Return, exactly, the line that contains "Read out every word on this page." together with all lines after it to the end of the entries, and no further lines.

::: INFORMATION GIVEN :::

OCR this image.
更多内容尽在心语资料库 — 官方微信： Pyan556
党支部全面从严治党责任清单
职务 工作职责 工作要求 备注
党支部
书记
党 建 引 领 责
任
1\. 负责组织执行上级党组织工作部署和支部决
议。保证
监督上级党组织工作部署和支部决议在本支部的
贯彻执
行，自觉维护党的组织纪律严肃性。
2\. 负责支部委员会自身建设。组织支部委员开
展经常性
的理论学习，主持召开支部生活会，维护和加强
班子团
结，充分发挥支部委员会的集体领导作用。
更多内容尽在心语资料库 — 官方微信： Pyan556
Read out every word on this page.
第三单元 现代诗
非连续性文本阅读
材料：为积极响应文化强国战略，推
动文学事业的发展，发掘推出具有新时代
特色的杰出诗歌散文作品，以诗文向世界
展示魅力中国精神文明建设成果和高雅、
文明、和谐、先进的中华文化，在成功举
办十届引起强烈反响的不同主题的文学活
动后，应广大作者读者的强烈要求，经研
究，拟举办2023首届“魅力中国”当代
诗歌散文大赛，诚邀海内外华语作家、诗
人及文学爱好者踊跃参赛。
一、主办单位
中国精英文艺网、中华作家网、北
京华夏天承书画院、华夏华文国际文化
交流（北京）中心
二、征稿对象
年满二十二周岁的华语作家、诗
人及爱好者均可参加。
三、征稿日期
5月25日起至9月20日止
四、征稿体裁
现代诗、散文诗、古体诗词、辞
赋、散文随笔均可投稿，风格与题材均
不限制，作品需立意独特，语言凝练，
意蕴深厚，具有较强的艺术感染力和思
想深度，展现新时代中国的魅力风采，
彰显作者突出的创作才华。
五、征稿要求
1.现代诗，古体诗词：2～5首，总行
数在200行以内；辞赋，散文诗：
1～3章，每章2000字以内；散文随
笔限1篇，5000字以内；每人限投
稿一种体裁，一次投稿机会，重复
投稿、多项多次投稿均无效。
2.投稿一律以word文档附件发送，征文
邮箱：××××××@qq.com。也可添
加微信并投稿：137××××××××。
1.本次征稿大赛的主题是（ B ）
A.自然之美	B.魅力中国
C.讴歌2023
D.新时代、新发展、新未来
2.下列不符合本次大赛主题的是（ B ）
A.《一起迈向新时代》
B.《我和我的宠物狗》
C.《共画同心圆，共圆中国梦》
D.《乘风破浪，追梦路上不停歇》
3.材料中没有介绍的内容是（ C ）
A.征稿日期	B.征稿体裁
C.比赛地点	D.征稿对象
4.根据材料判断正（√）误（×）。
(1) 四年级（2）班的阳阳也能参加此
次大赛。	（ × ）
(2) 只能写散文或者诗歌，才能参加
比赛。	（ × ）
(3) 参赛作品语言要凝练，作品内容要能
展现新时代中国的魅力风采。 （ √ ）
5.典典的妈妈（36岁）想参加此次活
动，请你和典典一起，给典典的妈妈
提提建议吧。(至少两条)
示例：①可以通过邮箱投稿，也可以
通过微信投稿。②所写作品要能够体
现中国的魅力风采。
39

:::

**COMPLETE OUTPUT**
Read out every word on this page.
第三单元 现代诗
非连续性文本阅读
材料：为积极响应文化强国战略，推
动文学事业的发展，发掘推出具有新时代
特色的杰出诗歌散文作品，以诗文向世界
展示魅力中国精神文明建设成果和高雅、
文明、和谐、先进的中华文化，在成功举
办十届引起强烈反响的不同主题的文学活
动后，应广大作者读者的强烈要求，经研
究，拟举办2023首届“魅力中国”当代
诗歌散文大赛，诚邀海内外华语作家、诗
人及文学爱好者踊跃参赛。
一、主办单位
中国精英文艺网、中华作家网、北
京华夏天承书画院、华夏华文国际文化
交流（北京）中心
二、征稿对象
年满二十二周岁的华语作家、诗
人及爱好者均可参加。
三、征稿日期
5月25日起至9月20日止
四、征稿体裁
现代诗、散文诗、古体诗词、辞
赋、散文随笔均可投稿，风格与题材均
不限制，作品需立意独特，语言凝练，
意蕴深厚，具有较强的艺术感染力和思
想深度，展现新时代中国的魅力风采，
彰显作者突出的创作才华。
五、征稿要求
1.现代诗，古体诗词：2～5首，总行
数在200行以内；辞赋，散文诗：
1～3章，每章2000字以内；散文随
笔限1篇，5000字以内；每人限投
稿一种体裁，一次投稿机会，重复
投稿、多项多次投稿均无效。
2.投稿一律以word文档附件发送，征文
邮箱：××××××@qq.com。也可添
加微信并投稿：137××××××××。
1.本次征稿大赛的主题是（ B ）
A.自然之美	B.魅力中国
C.讴歌2023
D.新时代、新发展、新未来
2.下列不符合本次大赛主题的是（ B ）
A.《一起迈向新时代》
B.《我和我的宠物狗》
C.《共画同心圆，共圆中国梦》
D.《乘风破浪，追梦路上不停歇》
3.材料中没有介绍的内容是（ C ）
A.征稿日期	B.征稿体裁
C.比赛地点	D.征稿对象
4.根据材料判断正（√）误（×）。
(1) 四年级（2）班的阳阳也能参加此
次大赛。	（ × ）
(2) 只能写散文或者诗歌，才能参加
比赛。	（ × ）
(3) 参赛作品语言要凝练，作品内容要能
展现新时代中国的魅力风采。 （ √ ）
5.典典的妈妈（36岁）想参加此次活
动，请你和典典一起，给典典的妈妈
提提建议吧。(至少两条)
示例：①可以通过邮箱投稿，也可以
通过微信投稿。②所写作品要能够体
现中国的魅力风采。
39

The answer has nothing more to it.